/---

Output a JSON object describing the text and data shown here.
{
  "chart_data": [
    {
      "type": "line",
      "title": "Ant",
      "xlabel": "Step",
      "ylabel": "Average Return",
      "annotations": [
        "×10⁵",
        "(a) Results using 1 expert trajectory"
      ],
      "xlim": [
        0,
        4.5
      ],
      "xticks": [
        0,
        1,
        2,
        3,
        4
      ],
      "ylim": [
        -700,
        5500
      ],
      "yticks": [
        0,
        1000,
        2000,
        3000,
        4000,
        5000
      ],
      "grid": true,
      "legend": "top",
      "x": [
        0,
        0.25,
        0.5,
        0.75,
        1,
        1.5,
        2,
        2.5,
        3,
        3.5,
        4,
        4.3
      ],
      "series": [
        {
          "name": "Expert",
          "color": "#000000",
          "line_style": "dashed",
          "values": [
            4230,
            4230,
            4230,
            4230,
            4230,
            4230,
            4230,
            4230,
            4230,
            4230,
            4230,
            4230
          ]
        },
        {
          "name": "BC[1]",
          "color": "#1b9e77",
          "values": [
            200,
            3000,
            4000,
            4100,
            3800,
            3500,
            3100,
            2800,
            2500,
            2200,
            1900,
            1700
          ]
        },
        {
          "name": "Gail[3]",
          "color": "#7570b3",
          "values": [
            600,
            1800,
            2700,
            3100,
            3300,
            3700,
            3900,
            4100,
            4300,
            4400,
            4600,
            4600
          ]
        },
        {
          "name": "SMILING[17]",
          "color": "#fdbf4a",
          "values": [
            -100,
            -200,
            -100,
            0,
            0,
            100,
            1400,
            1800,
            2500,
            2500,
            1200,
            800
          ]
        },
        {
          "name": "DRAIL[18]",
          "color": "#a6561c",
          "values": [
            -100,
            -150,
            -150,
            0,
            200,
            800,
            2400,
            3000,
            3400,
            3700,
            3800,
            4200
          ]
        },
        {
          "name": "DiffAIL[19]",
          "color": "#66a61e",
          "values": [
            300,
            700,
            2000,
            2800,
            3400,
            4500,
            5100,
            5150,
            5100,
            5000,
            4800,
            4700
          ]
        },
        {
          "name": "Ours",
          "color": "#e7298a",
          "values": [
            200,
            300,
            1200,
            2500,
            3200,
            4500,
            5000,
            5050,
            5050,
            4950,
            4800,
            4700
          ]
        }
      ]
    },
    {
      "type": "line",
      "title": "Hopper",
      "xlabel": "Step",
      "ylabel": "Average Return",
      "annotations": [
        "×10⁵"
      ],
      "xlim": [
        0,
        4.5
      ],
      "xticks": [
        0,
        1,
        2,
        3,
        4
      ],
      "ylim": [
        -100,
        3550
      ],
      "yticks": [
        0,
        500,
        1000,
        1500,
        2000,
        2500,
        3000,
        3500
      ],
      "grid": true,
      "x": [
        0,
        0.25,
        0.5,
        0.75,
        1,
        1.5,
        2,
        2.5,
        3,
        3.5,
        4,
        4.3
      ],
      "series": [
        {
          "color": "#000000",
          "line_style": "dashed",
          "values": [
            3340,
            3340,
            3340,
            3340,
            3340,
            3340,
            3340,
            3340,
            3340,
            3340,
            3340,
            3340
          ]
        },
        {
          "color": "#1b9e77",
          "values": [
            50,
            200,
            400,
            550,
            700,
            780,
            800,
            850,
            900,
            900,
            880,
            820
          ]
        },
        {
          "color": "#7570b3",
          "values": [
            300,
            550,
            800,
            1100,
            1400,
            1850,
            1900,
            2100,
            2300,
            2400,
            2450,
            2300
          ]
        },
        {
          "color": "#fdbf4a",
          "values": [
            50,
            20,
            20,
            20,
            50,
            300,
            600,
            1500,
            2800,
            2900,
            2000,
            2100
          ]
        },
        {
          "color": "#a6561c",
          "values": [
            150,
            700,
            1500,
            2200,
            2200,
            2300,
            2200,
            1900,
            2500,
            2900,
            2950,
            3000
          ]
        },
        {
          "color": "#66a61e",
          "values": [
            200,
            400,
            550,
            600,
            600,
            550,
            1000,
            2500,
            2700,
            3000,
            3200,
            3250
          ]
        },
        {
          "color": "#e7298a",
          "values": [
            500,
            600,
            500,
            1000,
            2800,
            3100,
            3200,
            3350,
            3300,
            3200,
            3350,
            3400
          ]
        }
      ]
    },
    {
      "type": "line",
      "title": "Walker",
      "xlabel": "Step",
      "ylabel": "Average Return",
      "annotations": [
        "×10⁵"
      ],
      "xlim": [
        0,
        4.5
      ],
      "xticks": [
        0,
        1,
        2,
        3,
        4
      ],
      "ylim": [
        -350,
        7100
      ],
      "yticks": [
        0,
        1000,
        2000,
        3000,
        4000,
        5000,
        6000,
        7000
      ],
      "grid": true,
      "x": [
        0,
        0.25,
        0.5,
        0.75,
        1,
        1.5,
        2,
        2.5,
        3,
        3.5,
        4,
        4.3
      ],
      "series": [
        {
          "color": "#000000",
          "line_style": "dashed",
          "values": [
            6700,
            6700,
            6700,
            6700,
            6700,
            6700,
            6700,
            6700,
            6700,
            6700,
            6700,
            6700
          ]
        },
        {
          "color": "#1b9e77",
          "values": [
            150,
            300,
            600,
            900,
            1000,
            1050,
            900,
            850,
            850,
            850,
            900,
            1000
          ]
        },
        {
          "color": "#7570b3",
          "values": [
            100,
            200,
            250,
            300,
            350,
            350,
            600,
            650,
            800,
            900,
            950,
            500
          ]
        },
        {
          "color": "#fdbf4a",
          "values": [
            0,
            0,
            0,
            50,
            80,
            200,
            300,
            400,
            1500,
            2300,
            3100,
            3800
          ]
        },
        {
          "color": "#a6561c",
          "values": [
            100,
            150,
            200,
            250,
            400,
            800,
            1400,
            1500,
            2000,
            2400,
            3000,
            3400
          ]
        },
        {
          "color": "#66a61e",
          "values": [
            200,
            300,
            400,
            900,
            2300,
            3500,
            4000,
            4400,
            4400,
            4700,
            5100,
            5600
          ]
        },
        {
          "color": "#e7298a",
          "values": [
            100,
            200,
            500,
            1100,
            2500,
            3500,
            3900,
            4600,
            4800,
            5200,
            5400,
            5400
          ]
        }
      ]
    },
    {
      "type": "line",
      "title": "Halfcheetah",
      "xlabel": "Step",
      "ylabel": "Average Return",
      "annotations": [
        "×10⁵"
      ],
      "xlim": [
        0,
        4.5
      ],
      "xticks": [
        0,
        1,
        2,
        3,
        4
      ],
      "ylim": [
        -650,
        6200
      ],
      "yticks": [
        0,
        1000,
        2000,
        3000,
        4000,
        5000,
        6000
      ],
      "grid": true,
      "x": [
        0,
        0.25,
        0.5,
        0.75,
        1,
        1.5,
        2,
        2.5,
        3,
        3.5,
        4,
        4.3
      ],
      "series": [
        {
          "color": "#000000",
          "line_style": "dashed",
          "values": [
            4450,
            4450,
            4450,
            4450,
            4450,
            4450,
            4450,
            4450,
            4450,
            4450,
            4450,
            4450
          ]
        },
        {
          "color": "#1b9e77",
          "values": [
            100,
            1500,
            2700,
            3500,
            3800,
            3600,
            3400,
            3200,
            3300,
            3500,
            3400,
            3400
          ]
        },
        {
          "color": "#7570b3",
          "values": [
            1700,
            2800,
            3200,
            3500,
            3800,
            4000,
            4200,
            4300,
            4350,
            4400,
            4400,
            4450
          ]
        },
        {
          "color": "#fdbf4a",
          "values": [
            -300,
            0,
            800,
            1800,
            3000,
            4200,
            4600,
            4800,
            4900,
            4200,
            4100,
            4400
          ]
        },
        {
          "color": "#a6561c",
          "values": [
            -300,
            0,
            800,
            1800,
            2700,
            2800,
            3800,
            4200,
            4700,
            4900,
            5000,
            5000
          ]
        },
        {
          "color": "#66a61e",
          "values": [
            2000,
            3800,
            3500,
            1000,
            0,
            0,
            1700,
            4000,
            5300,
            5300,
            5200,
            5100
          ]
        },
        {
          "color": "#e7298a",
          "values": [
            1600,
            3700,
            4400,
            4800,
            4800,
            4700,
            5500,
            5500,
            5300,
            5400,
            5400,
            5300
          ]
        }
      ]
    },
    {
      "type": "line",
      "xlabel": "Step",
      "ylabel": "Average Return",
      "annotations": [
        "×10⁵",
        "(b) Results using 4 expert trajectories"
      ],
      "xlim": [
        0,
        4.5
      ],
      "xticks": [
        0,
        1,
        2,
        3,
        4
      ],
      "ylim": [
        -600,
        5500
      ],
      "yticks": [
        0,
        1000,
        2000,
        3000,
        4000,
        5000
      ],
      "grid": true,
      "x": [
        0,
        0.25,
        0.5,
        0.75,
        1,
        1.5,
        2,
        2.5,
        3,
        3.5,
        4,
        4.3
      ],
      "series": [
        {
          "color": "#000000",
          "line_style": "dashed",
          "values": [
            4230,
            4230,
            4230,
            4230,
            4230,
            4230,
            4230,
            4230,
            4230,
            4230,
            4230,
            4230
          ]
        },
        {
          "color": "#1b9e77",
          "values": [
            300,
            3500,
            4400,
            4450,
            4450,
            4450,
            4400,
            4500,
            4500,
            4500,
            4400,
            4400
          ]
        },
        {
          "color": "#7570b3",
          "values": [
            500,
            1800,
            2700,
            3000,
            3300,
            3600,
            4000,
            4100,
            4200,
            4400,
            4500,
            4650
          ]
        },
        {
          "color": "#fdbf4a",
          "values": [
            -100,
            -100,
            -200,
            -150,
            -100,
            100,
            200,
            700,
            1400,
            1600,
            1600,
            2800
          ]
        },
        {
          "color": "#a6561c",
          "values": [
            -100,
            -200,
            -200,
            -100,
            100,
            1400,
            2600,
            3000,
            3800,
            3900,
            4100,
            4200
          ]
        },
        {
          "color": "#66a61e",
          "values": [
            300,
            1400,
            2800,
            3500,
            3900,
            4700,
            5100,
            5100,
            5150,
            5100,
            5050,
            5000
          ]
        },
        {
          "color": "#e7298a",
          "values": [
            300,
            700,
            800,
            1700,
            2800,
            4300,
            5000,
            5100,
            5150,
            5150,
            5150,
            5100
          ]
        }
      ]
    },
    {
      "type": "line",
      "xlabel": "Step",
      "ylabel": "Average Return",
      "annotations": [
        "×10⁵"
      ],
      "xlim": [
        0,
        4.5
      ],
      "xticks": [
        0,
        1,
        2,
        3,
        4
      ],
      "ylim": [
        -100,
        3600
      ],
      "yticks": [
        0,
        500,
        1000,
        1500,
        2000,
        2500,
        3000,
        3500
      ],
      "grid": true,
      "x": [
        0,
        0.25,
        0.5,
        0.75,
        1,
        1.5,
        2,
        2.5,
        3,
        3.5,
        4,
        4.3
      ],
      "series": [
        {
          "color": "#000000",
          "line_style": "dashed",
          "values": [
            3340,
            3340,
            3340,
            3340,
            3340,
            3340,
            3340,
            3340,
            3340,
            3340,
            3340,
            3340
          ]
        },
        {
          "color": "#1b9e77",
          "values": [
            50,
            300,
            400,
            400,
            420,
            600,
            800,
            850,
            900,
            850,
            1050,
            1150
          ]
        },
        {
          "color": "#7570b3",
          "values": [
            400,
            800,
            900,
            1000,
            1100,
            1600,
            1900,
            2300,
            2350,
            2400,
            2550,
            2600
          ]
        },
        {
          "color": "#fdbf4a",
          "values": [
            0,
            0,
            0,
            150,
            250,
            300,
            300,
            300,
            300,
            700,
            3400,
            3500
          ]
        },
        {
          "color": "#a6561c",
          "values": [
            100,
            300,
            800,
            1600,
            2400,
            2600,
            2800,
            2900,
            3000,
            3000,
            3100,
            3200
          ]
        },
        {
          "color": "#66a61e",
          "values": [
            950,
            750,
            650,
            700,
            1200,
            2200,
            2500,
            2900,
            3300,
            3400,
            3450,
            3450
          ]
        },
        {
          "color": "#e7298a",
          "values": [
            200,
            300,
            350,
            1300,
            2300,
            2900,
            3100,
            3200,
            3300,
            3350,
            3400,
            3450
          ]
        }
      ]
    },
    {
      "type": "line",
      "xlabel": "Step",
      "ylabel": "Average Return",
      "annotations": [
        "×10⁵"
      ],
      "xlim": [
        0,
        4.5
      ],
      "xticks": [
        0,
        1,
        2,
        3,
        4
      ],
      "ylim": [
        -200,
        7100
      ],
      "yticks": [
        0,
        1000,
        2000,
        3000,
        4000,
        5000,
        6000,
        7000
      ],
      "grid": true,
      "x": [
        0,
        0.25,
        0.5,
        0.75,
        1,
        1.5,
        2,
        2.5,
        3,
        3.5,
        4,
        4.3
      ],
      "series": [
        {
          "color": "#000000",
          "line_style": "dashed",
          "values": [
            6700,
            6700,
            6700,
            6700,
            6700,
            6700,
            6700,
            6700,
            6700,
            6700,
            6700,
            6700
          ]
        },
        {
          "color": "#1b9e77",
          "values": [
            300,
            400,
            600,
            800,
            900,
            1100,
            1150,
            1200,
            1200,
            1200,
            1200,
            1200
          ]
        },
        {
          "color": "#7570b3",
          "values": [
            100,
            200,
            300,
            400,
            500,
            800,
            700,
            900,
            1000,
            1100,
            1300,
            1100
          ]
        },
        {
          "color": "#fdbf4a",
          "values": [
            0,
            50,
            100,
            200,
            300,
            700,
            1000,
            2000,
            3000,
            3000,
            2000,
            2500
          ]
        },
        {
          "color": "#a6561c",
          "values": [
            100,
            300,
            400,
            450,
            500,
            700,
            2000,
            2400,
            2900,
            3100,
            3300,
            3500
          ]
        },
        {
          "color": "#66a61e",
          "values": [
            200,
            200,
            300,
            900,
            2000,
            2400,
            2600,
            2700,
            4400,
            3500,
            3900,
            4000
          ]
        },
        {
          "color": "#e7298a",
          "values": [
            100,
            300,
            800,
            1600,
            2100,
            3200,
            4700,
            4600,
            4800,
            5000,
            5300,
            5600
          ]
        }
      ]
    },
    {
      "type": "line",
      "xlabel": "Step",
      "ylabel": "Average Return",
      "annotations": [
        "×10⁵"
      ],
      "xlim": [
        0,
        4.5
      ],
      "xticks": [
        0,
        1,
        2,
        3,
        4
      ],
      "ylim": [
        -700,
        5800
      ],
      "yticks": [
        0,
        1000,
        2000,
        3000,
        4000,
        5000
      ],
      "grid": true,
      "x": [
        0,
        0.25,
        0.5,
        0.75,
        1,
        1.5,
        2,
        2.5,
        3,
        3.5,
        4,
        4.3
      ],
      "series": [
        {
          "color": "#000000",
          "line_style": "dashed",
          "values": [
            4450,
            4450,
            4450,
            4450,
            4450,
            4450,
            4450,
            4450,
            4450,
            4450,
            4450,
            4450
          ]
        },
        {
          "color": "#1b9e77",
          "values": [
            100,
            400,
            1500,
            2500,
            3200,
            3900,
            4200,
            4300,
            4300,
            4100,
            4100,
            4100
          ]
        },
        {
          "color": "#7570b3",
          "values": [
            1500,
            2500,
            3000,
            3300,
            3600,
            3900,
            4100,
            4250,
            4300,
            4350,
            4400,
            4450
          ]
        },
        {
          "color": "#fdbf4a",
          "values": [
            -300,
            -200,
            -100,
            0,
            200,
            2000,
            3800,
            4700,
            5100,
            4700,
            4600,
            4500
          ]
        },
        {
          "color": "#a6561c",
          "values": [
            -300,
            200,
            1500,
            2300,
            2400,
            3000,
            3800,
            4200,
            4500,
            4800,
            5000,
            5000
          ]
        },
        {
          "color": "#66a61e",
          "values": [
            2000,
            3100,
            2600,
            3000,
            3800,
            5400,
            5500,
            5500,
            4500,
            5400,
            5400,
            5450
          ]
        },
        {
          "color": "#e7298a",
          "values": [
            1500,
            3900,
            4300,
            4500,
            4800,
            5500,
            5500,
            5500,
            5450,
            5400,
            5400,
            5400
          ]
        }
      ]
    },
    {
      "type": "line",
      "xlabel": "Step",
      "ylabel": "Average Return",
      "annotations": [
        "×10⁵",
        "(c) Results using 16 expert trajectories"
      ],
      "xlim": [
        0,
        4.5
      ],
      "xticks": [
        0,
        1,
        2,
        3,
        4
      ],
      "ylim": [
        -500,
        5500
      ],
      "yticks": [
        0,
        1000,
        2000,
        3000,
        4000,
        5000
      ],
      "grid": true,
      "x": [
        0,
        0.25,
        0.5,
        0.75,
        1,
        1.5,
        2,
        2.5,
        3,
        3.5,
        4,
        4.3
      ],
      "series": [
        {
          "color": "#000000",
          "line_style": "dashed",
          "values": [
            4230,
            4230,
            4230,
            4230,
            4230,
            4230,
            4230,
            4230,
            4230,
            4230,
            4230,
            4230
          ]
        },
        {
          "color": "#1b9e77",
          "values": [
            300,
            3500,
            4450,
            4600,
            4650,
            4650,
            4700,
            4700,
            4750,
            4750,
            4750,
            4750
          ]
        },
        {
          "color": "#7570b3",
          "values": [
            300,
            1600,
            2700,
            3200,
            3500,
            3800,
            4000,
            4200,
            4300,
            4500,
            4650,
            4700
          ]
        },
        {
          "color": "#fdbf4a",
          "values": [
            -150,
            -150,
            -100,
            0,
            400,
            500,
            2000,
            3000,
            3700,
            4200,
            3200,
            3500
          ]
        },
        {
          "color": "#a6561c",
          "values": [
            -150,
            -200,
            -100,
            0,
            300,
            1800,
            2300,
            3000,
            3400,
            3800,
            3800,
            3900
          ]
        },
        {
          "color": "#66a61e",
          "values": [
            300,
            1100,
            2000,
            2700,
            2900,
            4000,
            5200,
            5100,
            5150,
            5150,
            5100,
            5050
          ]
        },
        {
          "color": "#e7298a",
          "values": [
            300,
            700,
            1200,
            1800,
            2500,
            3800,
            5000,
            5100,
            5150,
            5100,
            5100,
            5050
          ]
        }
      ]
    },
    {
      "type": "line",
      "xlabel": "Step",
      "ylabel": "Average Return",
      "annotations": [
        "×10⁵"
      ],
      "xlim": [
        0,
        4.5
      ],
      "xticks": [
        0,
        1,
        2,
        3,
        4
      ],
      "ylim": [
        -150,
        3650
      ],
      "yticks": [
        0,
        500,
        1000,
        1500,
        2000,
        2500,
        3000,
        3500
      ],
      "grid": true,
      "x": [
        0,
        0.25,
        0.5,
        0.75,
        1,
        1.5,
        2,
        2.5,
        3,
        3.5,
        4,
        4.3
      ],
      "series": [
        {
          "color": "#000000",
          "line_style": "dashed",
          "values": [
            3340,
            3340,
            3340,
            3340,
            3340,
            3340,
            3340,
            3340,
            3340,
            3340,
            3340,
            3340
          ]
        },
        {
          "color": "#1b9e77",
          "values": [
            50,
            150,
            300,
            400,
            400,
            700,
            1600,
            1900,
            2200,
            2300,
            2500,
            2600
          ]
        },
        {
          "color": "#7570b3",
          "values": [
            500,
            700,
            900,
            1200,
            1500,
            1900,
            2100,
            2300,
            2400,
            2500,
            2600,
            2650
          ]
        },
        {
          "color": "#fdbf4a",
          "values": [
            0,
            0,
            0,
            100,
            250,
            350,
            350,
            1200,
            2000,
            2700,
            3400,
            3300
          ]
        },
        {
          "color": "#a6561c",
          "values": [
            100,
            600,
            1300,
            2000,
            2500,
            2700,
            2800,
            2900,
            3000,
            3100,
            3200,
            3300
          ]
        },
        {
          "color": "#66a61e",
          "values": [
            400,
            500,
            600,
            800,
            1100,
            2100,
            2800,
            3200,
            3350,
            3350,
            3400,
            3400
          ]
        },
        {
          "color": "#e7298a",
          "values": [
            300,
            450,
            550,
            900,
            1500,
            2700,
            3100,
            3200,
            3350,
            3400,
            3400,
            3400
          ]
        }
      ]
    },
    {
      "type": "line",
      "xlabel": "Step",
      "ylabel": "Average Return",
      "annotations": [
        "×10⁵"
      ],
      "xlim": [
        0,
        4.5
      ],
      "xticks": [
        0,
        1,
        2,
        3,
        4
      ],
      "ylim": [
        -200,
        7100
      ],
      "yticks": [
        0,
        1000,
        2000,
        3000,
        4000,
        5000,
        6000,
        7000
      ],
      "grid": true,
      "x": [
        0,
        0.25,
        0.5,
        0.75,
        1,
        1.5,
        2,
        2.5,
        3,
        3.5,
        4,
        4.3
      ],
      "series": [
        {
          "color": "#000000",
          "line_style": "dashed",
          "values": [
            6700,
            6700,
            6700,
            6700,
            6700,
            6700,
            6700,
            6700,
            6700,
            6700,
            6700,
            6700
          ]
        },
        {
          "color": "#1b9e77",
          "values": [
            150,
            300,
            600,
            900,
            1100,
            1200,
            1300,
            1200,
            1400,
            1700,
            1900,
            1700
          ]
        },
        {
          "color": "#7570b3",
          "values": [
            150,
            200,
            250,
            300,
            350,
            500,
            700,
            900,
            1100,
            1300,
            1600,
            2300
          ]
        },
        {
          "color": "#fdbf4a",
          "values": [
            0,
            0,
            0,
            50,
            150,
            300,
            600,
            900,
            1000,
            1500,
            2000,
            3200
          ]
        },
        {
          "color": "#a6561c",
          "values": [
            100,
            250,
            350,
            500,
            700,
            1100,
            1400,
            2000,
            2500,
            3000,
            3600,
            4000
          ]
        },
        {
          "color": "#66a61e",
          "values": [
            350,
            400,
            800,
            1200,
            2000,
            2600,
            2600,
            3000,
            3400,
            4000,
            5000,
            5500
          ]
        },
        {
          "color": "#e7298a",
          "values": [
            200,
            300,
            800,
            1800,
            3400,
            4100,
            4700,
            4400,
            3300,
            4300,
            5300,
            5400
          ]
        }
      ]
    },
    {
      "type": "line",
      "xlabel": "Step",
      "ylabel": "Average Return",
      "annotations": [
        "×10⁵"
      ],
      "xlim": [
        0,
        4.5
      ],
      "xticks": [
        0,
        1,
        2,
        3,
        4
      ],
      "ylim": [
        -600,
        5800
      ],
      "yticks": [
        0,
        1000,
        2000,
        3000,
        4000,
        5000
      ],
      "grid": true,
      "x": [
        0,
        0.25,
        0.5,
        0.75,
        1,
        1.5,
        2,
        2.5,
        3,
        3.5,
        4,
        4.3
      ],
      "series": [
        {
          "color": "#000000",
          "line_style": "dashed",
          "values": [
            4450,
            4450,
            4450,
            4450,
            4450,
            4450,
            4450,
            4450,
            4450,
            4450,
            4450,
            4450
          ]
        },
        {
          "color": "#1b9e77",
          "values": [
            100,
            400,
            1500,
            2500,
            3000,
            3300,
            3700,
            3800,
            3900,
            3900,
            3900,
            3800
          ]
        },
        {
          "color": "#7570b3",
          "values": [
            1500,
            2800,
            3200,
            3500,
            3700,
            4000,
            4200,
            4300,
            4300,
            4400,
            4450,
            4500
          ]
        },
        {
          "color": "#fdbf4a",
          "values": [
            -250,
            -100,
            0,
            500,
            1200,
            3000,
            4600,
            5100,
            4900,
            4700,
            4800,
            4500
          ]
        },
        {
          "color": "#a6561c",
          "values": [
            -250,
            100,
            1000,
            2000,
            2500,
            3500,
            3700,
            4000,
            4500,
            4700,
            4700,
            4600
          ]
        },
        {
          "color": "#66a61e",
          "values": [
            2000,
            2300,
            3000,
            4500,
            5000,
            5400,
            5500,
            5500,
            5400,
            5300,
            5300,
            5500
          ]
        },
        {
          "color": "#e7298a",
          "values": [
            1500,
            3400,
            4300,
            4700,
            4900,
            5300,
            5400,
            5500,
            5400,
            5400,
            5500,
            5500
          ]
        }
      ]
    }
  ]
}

\---

> _Goal_: Answer with a single number: the count of lines holding the word "title".

> _Answer in full_: 4